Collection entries
┄┄┄┄┄┄
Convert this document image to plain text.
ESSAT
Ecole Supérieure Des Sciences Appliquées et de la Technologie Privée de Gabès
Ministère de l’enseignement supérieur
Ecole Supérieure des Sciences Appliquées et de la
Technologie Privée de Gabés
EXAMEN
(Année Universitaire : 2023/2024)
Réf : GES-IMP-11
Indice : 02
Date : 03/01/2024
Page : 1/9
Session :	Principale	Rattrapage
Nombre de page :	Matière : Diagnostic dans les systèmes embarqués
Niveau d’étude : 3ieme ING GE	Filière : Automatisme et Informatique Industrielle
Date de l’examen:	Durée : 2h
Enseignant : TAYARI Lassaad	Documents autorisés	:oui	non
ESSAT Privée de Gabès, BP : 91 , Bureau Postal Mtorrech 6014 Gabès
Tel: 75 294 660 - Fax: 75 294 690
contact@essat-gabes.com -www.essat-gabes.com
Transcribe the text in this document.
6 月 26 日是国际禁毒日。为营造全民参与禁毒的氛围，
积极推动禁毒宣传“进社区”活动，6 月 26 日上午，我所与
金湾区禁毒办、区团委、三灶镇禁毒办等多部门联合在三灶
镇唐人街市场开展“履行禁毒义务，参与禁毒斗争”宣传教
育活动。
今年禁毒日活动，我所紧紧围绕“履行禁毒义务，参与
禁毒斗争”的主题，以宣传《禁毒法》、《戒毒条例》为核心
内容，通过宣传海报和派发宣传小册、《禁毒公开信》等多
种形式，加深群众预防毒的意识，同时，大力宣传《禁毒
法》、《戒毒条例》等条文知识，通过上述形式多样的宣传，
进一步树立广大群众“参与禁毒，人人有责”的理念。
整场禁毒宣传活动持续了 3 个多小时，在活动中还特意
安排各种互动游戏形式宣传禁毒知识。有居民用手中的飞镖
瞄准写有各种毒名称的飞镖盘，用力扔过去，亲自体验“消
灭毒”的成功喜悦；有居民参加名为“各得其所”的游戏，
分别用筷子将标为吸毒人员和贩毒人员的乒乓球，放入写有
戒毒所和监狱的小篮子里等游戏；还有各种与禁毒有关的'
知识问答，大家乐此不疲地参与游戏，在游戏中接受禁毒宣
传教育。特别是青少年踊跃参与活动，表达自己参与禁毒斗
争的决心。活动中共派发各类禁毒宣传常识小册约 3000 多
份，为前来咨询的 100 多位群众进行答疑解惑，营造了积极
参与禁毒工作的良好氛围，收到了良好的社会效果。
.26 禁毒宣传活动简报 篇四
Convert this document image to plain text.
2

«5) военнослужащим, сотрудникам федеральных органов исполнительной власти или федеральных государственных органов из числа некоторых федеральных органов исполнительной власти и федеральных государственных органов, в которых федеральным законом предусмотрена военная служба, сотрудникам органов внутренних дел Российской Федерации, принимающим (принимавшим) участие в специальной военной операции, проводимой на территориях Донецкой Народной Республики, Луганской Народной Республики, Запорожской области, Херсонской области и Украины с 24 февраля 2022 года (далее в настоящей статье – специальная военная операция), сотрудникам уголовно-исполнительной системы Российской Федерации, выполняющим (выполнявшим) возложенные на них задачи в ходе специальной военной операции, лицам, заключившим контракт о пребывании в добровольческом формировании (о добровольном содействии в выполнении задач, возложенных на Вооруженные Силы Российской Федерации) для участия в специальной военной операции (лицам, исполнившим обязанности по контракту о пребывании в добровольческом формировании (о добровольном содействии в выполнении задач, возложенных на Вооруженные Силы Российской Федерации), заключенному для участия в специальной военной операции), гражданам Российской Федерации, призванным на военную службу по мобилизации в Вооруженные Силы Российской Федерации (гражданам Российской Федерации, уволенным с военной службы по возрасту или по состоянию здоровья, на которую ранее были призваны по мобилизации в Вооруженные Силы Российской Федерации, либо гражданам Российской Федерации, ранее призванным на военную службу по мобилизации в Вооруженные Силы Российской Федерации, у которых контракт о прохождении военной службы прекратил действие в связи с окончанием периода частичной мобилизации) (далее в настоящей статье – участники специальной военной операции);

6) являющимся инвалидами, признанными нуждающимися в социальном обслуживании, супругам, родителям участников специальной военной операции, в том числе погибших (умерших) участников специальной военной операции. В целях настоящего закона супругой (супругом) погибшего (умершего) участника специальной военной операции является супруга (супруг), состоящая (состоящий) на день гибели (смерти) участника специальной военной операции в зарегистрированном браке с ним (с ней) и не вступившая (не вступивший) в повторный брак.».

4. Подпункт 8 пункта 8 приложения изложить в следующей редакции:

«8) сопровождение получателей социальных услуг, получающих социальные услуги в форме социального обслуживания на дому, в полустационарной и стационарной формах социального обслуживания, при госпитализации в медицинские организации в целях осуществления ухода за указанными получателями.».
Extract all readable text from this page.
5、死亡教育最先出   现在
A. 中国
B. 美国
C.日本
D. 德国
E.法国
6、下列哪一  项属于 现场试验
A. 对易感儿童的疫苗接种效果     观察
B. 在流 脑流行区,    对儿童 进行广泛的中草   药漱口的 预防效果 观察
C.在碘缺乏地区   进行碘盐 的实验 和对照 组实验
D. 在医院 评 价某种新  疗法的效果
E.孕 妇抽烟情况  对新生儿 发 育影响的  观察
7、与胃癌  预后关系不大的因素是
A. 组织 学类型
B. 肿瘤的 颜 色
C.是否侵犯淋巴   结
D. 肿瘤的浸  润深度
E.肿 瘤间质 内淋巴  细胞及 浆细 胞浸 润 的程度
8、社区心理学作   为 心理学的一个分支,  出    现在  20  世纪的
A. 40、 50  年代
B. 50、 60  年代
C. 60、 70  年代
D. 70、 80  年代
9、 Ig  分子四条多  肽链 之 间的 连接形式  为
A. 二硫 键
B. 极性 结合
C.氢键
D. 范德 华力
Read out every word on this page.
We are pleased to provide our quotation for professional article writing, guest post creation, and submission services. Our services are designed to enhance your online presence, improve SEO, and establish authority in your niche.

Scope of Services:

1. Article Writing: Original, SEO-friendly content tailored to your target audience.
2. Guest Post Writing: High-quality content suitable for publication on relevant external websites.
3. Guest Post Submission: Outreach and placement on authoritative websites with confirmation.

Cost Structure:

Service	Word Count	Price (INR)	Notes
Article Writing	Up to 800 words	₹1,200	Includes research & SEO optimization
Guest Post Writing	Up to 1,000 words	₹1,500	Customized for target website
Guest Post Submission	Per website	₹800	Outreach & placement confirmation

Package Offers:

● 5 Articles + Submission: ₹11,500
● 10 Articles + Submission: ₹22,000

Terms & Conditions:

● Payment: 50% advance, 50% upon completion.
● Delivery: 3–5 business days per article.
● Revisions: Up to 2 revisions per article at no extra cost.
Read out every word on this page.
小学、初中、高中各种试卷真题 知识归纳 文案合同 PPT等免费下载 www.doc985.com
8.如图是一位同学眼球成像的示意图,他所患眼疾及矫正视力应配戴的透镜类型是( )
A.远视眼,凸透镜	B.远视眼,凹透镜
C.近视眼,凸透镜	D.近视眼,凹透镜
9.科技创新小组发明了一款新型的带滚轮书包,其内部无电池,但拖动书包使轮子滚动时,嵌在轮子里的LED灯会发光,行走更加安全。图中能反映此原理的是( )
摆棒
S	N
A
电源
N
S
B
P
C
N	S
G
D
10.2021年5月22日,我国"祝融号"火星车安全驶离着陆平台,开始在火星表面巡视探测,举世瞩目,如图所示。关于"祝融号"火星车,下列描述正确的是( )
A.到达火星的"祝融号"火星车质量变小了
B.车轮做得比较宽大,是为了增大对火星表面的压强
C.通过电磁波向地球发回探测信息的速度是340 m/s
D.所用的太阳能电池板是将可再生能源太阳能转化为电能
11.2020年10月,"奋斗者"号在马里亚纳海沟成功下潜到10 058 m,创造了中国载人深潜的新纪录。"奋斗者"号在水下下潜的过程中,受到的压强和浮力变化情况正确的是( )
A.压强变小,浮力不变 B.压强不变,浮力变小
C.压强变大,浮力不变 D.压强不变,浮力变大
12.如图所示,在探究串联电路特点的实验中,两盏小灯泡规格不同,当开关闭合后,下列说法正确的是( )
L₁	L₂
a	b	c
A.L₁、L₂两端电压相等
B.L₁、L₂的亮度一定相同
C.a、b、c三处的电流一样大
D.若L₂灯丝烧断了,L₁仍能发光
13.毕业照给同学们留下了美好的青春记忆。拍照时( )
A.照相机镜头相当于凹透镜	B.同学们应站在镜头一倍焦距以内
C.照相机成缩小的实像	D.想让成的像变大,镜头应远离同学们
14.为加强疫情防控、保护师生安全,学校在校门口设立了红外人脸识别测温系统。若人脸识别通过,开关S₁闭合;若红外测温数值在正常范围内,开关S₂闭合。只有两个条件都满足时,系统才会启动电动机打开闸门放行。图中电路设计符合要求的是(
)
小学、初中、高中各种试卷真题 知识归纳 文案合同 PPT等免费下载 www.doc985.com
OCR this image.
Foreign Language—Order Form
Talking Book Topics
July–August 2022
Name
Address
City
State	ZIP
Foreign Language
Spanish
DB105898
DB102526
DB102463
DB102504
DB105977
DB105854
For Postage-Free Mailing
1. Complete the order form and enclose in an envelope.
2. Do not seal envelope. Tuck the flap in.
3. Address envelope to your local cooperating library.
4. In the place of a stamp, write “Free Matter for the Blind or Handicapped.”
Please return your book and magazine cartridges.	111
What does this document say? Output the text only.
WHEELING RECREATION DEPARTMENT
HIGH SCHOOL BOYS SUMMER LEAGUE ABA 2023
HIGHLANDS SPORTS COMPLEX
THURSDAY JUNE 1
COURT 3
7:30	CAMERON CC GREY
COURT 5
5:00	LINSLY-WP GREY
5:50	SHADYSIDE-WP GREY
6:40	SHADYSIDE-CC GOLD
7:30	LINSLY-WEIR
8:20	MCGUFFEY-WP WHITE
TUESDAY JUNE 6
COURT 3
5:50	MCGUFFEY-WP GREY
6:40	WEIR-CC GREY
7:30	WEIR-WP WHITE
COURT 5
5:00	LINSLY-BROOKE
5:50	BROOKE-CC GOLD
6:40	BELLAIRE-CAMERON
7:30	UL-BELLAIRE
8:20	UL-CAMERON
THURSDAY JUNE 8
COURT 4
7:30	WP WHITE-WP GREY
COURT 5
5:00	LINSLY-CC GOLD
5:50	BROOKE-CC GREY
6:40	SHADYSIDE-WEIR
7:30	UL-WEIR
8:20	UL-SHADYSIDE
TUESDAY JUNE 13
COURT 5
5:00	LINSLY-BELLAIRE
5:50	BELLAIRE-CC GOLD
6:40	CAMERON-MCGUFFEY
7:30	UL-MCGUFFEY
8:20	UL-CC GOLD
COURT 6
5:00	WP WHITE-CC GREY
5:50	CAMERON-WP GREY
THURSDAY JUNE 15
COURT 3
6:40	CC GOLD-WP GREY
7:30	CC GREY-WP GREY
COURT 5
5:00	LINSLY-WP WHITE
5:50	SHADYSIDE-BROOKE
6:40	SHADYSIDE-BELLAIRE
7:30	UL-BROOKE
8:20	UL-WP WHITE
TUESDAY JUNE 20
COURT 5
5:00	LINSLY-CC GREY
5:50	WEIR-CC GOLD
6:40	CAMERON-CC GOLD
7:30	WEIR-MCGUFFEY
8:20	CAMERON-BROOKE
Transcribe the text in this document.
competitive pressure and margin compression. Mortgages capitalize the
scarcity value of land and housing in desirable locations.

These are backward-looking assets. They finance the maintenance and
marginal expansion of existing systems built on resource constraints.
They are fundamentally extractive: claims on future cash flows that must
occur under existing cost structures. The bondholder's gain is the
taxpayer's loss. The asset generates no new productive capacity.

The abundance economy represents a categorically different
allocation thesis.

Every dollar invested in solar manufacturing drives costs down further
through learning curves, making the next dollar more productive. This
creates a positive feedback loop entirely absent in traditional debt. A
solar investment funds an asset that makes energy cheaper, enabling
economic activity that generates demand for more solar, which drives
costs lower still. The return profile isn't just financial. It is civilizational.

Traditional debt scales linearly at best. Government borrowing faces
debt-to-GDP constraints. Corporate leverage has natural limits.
┄┄┄┄┄┄
WORK REQUIRED: Out of the material above, select every line that holds the string "Date".

OUTPUT OF THE EXERCISE:
Date : 03/01/2024
Date de l’examen:	Durée : 2h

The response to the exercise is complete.